Select and copy out every line in the records containing "SEKCJA".

======== Extracted entries ========

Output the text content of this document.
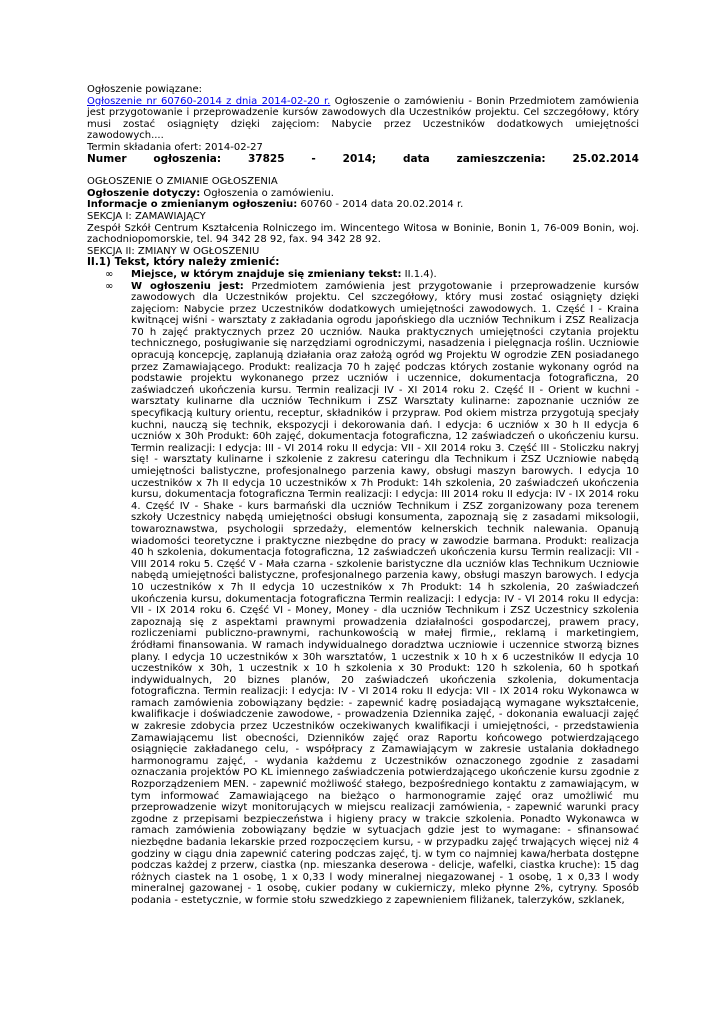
Ogłoszenie powiązane:
Ogłoszenie nr 60760-2014 z dnia 2014-02-20 r. Ogłoszenie o zamówieniu - Bonin Przedmiotem zamówienia jest przygotowanie i przeprowadzenie kursów zawodowych dla Uczestników projektu. Cel szczegółowy, który musi zostać osiągnięty dzięki zajęciom: Nabycie przez Uczestników dodatkowych umiejętności zawodowych....
Termin składania ofert: 2014-02-27
Numer	ogłoszenia:	37825	-	2014;	data	zamieszczenia:	25.02.2014
OGŁOSZENIE O ZMIANIE OGŁOSZENIA
Ogłoszenie dotyczy: Ogłoszenia o zamówieniu.
Informacje o zmienianym ogłoszeniu: 60760 - 2014 data 20.02.2014 r.
SEKCJA I: ZAMAWIAJĄCY
Zespół Szkół Centrum Kształcenia Rolniczego im. Wincentego Witosa w Boninie, Bonin 1, 76-009 Bonin, woj. zachodniopomorskie, tel. 94 342 28 92, fax. 94 342 28 92.
SEKCJA II: ZMIANY W OGŁOSZENIU
II.1) Tekst, który należy zmienić:
∞ Miejsce, w którym znajduje się zmieniany tekst: II.1.4).
∞ W ogłoszeniu jest: Przedmiotem zamówienia jest przygotowanie i przeprowadzenie kursów zawodowych dla Uczestników projektu. Cel szczegółowy, który musi zostać osiągnięty dzięki zajęciom: Nabycie przez Uczestników dodatkowych umiejętności zawodowych. 1. Część I - Kraina kwitnącej wiśni - warsztaty z zakładania ogrodu japońskiego dla uczniów Technikum i ZSZ Realizacja 70 h zajęć praktycznych przez 20 uczniów. Nauka praktycznych umiejętności czytania projektu technicznego, posługiwanie się narzędziami ogrodniczymi, nasadzenia i pielęgnacja roślin. Uczniowie opracują koncepcję, zaplanują działania oraz założą ogród wg Projektu W ogrodzie ZEN posiadanego przez Zamawiającego. Produkt: realizacja 70 h zajęć podczas których zostanie wykonany ogród na podstawie projektu wykonanego przez uczniów i uczennice, dokumentacja fotograficzna, 20 zaświadczeń ukończenia kursu. Termin realizacji IV - XI 2014 roku 2. Część II - Orient w kuchni - warsztaty kulinarne dla uczniów Technikum i ZSZ Warsztaty kulinarne: zapoznanie uczniów ze specyfikacją kultury orientu, receptur, składników i przypraw. Pod okiem mistrza przygotują specjały kuchni, nauczą się technik, ekspozycji i dekorowania dań. I edycja: 6 uczniów x 30 h II edycja 6 uczniów x 30h Produkt: 60h zajęć, dokumentacja fotograficzna, 12 zaświadczeń o ukończeniu kursu. Termin realizacji: I edycja: III - VI 2014 roku II edycja: VII - XII 2014 roku 3. Część III - Stoliczku nakryj się! - warsztaty kulinarne i szkolenie z zakresu cateringu dla Technikum i ZSZ Uczniowie nabędą umiejętności balistyczne, profesjonalnego parzenia kawy, obsługi maszyn barowych. I edycja 10 uczestników x 7h II edycja 10 uczestników x 7h Produkt: 14h szkolenia, 20 zaświadczeń ukończenia kursu, dokumentacja fotograficzna Termin realizacji: I edycja: III 2014 roku II edycja: IV - IX 2014 roku 4. Część IV - Shake - kurs barmański dla uczniów Technikum i ZSZ zorganizowany poza terenem szkoły Uczestnicy nabędą umiejętności obsługi konsumenta, zapoznają się z zasadami miksologii, towaroznawstwa, psychologii sprzedaży, elementów kelnerskich technik nalewania. Opanują wiadomości teoretyczne i praktyczne niezbędne do pracy w zawodzie barmana. Produkt: realizacja 40 h szkolenia, dokumentacja fotograficzna, 12 zaświadczeń ukończenia kursu Termin realizacji: VII - VIII 2014 roku 5. Część V - Mała czarna - szkolenie baristyczne dla uczniów klas Technikum Uczniowie nabędą umiejętności balistyczne, profesjonalnego parzenia kawy, obsługi maszyn barowych. I edycja 10 uczestników x 7h II edycja 10 uczestników x 7h Produkt: 14 h szkolenia, 20 zaświadczeń ukończenia kursu, dokumentacja fotograficzna Termin realizacji: I edycja: IV - VI 2014 roku II edycja: VII - IX 2014 roku 6. Część VI - Money, Money - dla uczniów Technikum i ZSZ Uczestnicy szkolenia zapoznają się z aspektami prawnymi prowadzenia działalności gospodarczej, prawem pracy, rozliczeniami publiczno-prawnymi, rachunkowością w małej firmie,, reklamą i marketingiem, źródłami finansowania. W ramach indywidualnego doradztwa uczniowie i uczennice stworzą biznes plany. I edycja 10 uczestników x 30h warsztatów, 1 uczestnik x 10 h x 6 uczestników II edycja 10 uczestników x 30h, 1 uczestnik x 10 h szkolenia x 30 Produkt: 120 h szkolenia, 60 h spotkań indywidualnych, 20 biznes planów, 20 zaświadczeń ukończenia szkolenia, dokumentacja fotograficzna. Termin realizacji: I edycja: IV - VI 2014 roku II edycja: VII - IX 2014 roku Wykonawca w ramach zamówienia zobowiązany będzie: - zapewnić kadrę posiadającą wymagane wykształcenie, kwalifikacje i doświadczenie zawodowe, - prowadzenia Dziennika zajęć, - dokonania ewaluacji zajęć w zakresie zdobycia przez Uczestników oczekiwanych kwalifikacji i umiejętności, - przedstawienia Zamawiającemu list obecności, Dzienników zajęć oraz Raportu końcowego potwierdzającego osiągnięcie zakładanego celu, - współpracy z Zamawiającym w zakresie ustalania dokładnego harmonogramu zajęć, - wydania każdemu z Uczestników oznaczonego zgodnie z zasadami oznaczania projektów PO KL imiennego zaświadczenia potwierdzającego ukończenie kursu zgodnie z Rozporządzeniem MEN. - zapewnić możliwość stałego, bezpośredniego kontaktu z zamawiającym, w tym informować Zamawiającego na bieżąco o harmonogramie zajęć oraz umożliwić mu przeprowadzenie wizyt monitorujących w miejscu realizacji zamówienia, - zapewnić warunki pracy zgodne z przepisami bezpieczeństwa i higieny pracy w trakcie szkolenia. Ponadto Wykonawca w ramach zamówienia zobowiązany będzie w sytuacjach gdzie jest to wymagane: - sfinansować niezbędne badania lekarskie przed rozpoczęciem kursu, - w przypadku zajęć trwających więcej niż 4 godziny w ciągu dnia zapewnić catering podczas zajęć, tj. w tym co najmniej kawa/herbata dostępne podczas każdej z przerw, ciastka (np. mieszanka deserowa - delicje, wafelki, ciastka kruche): 15 dag różnych ciastek na 1 osobę, 1 x 0,33 l wody mineralnej niegazowanej - 1 osobę, 1 x 0,33 l wody mineralnej gazowanej - 1 osobę, cukier podany w cukierniczy, mleko płynne 2%, cytryny. Sposób podania - estetycznie, w formie stołu szwedzkiego z zapewnieniem filiżanek, talerzyków, szklanek,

========

Task output |
SEKCJA I: ZAMAWIAJĄCY
SEKCJA II: ZMIANY W OGŁOSZENIU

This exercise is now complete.